──────── TASK DATA ────────

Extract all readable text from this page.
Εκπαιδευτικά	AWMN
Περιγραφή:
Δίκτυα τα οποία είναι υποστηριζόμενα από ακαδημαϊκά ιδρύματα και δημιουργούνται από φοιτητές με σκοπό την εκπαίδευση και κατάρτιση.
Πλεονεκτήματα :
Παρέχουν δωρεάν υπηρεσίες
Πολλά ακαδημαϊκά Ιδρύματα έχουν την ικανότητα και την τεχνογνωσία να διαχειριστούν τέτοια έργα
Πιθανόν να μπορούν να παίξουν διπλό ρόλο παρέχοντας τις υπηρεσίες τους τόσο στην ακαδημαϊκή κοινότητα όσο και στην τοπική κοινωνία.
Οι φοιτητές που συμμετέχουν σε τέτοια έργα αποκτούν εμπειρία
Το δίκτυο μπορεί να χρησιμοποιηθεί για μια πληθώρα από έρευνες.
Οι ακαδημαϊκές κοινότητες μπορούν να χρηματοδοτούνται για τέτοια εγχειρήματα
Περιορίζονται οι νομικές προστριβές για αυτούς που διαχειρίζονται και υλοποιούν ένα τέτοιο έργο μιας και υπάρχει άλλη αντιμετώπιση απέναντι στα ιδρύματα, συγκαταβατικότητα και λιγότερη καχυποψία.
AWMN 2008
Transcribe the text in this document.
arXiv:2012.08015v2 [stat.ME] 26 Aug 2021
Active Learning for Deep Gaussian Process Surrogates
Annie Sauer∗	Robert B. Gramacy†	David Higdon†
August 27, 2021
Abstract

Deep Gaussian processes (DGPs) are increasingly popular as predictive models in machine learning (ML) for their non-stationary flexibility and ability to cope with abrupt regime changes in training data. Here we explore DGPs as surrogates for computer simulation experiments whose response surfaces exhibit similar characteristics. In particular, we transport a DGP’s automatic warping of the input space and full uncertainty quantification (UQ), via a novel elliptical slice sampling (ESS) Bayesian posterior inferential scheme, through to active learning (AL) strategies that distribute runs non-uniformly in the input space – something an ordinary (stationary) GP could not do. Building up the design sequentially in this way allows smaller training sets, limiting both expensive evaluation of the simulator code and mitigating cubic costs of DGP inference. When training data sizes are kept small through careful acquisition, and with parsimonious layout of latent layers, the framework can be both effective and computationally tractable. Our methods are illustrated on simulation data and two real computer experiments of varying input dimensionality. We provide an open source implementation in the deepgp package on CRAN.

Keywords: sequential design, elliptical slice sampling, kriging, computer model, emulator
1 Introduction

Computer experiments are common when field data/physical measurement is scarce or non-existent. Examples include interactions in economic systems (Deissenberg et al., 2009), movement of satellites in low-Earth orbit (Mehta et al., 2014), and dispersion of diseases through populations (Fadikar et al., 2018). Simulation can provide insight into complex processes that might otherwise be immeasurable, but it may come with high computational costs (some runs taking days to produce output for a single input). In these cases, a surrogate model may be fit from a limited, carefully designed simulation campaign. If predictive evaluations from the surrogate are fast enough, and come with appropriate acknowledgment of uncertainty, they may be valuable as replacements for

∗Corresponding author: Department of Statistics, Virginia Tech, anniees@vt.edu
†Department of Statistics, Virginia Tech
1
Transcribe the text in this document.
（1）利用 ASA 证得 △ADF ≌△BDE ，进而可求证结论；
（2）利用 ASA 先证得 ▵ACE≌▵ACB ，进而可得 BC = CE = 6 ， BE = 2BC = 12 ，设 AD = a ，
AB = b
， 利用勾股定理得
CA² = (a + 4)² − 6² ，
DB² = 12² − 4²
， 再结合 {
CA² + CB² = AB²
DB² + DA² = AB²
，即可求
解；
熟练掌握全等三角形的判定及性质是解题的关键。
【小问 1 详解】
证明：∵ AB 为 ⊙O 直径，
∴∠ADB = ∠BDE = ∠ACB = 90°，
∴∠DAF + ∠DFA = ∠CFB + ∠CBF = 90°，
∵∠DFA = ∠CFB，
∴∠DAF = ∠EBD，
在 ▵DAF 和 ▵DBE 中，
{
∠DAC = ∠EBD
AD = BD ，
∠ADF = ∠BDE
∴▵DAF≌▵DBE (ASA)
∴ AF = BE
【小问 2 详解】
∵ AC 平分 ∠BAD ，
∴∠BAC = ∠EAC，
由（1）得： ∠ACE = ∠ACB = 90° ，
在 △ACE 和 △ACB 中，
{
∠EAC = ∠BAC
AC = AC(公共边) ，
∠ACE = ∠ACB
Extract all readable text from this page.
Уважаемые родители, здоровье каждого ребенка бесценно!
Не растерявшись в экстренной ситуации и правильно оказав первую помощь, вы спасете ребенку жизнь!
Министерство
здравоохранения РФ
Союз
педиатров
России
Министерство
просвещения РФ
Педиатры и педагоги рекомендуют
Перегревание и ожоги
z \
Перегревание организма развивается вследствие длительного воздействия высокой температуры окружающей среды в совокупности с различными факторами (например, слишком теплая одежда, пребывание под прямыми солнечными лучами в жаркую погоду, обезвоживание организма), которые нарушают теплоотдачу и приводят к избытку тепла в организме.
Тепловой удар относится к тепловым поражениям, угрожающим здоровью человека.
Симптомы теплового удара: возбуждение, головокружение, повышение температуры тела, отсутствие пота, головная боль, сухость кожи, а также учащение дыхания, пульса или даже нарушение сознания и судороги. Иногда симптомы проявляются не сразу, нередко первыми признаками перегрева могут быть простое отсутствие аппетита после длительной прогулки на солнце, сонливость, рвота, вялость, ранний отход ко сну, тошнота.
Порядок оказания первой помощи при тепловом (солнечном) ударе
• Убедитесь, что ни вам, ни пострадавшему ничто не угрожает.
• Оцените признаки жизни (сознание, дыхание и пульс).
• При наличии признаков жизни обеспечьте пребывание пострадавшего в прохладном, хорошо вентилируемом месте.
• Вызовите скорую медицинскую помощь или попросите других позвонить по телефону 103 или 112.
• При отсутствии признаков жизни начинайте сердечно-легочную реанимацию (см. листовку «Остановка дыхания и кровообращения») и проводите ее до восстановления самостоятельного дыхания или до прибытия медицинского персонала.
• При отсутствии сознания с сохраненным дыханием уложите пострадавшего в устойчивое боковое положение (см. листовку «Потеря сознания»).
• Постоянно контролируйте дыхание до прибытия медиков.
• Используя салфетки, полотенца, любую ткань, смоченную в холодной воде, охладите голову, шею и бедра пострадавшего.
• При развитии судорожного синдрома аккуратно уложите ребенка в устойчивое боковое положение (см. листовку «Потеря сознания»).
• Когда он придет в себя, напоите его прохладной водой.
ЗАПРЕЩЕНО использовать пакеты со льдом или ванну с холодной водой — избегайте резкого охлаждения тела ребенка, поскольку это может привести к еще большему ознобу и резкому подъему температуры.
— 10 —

────────

Identify which lines contain the word "έργα" and copy each one.

> RESULT:
Πολλά ακαδημαϊκά Ιδρύματα έχουν την ικανότητα και την τεχνογνωσία να διαχειριστούν τέτοια έργα
Οι φοιτητές που συμμετέχουν σε τέτοια έργα αποκτούν εμπειρία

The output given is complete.